◆ **PROBLEM REQUIREMENTS**
Every line of the material is to be repeated exactly as it stands.

◆ **PROVIDED DATA**
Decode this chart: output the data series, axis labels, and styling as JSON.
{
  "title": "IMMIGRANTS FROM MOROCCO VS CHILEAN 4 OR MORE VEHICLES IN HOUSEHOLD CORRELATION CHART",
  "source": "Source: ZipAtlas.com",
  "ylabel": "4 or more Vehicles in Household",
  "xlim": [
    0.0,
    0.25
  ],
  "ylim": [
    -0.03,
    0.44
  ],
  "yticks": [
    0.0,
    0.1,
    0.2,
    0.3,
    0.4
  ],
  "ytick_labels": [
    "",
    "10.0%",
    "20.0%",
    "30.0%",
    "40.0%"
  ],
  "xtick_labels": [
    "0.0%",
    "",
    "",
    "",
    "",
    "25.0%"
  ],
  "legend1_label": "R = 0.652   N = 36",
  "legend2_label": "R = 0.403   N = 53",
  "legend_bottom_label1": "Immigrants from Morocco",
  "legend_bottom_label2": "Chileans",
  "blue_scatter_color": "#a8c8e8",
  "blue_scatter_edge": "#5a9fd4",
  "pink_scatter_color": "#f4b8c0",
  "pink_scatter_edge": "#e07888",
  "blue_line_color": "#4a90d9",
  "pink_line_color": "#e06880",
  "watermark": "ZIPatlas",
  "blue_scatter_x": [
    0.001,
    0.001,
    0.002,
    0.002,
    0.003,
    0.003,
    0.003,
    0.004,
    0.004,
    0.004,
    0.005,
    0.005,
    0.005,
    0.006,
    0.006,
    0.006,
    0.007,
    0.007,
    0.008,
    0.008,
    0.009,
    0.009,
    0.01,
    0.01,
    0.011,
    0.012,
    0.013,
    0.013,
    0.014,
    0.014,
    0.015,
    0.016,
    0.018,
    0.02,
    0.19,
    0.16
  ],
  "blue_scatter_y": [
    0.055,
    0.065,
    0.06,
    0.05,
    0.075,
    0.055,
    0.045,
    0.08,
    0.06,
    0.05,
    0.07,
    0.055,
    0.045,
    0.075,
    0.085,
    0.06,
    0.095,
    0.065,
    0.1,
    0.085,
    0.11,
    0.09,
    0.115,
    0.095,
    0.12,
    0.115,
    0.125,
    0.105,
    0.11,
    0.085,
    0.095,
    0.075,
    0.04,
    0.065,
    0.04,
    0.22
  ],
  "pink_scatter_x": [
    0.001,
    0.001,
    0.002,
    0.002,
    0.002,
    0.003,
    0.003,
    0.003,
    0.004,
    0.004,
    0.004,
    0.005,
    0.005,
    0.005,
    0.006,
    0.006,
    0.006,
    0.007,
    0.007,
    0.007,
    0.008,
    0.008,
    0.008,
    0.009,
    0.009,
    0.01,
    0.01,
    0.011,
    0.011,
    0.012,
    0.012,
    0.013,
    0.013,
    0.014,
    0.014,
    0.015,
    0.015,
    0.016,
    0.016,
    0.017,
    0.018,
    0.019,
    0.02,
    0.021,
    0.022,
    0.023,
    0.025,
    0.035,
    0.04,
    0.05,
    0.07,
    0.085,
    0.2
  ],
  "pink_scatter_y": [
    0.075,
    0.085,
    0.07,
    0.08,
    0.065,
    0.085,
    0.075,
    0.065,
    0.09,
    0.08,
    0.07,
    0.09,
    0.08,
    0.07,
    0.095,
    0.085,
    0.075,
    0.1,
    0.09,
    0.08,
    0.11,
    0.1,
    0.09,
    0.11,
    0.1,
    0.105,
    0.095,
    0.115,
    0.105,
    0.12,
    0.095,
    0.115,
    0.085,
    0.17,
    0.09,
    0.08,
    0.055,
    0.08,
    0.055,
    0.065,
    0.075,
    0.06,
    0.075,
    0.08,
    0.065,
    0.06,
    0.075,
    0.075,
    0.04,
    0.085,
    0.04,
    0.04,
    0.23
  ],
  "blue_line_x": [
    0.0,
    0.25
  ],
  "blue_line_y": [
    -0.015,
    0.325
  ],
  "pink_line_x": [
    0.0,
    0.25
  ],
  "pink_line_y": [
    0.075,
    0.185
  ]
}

◆ **SOLUTION FOR THIS EXERCISE**
Decode this chart: output the data series, axis labels, and styling as JSON.
{
  "title": "IMMIGRANTS FROM MOROCCO VS CHILEAN 4 OR MORE VEHICLES IN HOUSEHOLD CORRELATION CHART",
  "source": "Source: ZipAtlas.com",
  "ylabel": "4 or more Vehicles in Household",
  "xlim": [
    0.0,
    0.25
  ],
  "ylim": [
    -0.03,
    0.44
  ],
  "yticks": [
    0.0,
    0.1,
    0.2,
    0.3,
    0.4
  ],
  "ytick_labels": [
    "",
    "10.0%",
    "20.0%",
    "30.0%",
    "40.0%"
  ],
  "xtick_labels": [
    "0.0%",
    "",
    "",
    "",
    "",
    "25.0%"
  ],
  "legend1_label": "R = 0.652   N = 36",
  "legend2_label": "R = 0.403   N = 53",
  "legend_bottom_label1": "Immigrants from Morocco",
  "legend_bottom_label2": "Chileans",
  "blue_scatter_color": "#a8c8e8",
  "blue_scatter_edge": "#5a9fd4",
  "pink_scatter_color": "#f4b8c0",
  "pink_scatter_edge": "#e07888",
  "blue_line_color": "#4a90d9",
  "pink_line_color": "#e06880",
  "watermark": "ZIPatlas",
  "blue_scatter_x": [
    0.001,
    0.001,
    0.002,
    0.002,
    0.003,
    0.003,
    0.003,
    0.004,
    0.004,
    0.004,
    0.005,
    0.005,
    0.005,
    0.006,
    0.006,
    0.006,
    0.007,
    0.007,
    0.008,
    0.008,
    0.009,
    0.009,
    0.01,
    0.01,
    0.011,
    0.012,
    0.013,
    0.013,
    0.014,
    0.014,
    0.015,
    0.016,
    0.018,
    0.02,
    0.19,
    0.16
  ],
  "blue_scatter_y": [
    0.055,
    0.065,
    0.06,
    0.05,
    0.075,
    0.055,
    0.045,
    0.08,
    0.06,
    0.05,
    0.07,
    0.055,
    0.045,
    0.075,
    0.085,
    0.06,
    0.095,
    0.065,
    0.1,
    0.085,
    0.11,
    0.09,
    0.115,
    0.095,
    0.12,
    0.115,
    0.125,
    0.105,
    0.11,
    0.085,
    0.095,
    0.075,
    0.04,
    0.065,
    0.04,
    0.22
  ],
  "pink_scatter_x": [
    0.001,
    0.001,
    0.002,
    0.002,
    0.002,
    0.003,
    0.003,
    0.003,
    0.004,
    0.004,
    0.004,
    0.005,
    0.005,
    0.005,
    0.006,
    0.006,
    0.006,
    0.007,
    0.007,
    0.007,
    0.008,
    0.008,
    0.008,
    0.009,
    0.009,
    0.01,
    0.01,
    0.011,
    0.011,
    0.012,
    0.012,
    0.013,
    0.013,
    0.014,
    0.014,
    0.015,
    0.015,
    0.016,
    0.016,
    0.017,
    0.018,
    0.019,
    0.02,
    0.021,
    0.022,
    0.023,
    0.025,
    0.035,
    0.04,
    0.05,
    0.07,
    0.085,
    0.2
  ],
  "pink_scatter_y": [
    0.075,
    0.085,
    0.07,
    0.08,
    0.065,
    0.085,
    0.075,
    0.065,
    0.09,
    0.08,
    0.07,
    0.09,
    0.08,
    0.07,
    0.095,
    0.085,
    0.075,
    0.1,
    0.09,
    0.08,
    0.11,
    0.1,
    0.09,
    0.11,
    0.1,
    0.105,
    0.095,
    0.115,
    0.105,
    0.12,
    0.095,
    0.115,
    0.085,
    0.17,
    0.09,
    0.08,
    0.055,
    0.08,
    0.055,
    0.065,
    0.075,
    0.06,
    0.075,
    0.08,
    0.065,
    0.06,
    0.075,
    0.075,
    0.04,
    0.085,
    0.04,
    0.04,
    0.23
  ],
  "blue_line_x": [
    0.0,
    0.25
  ],
  "blue_line_y": [
    -0.015,
    0.325
  ],
  "pink_line_x": [
    0.0,
    0.25
  ],
  "pink_line_y": [
    0.075,
    0.185
  ]
}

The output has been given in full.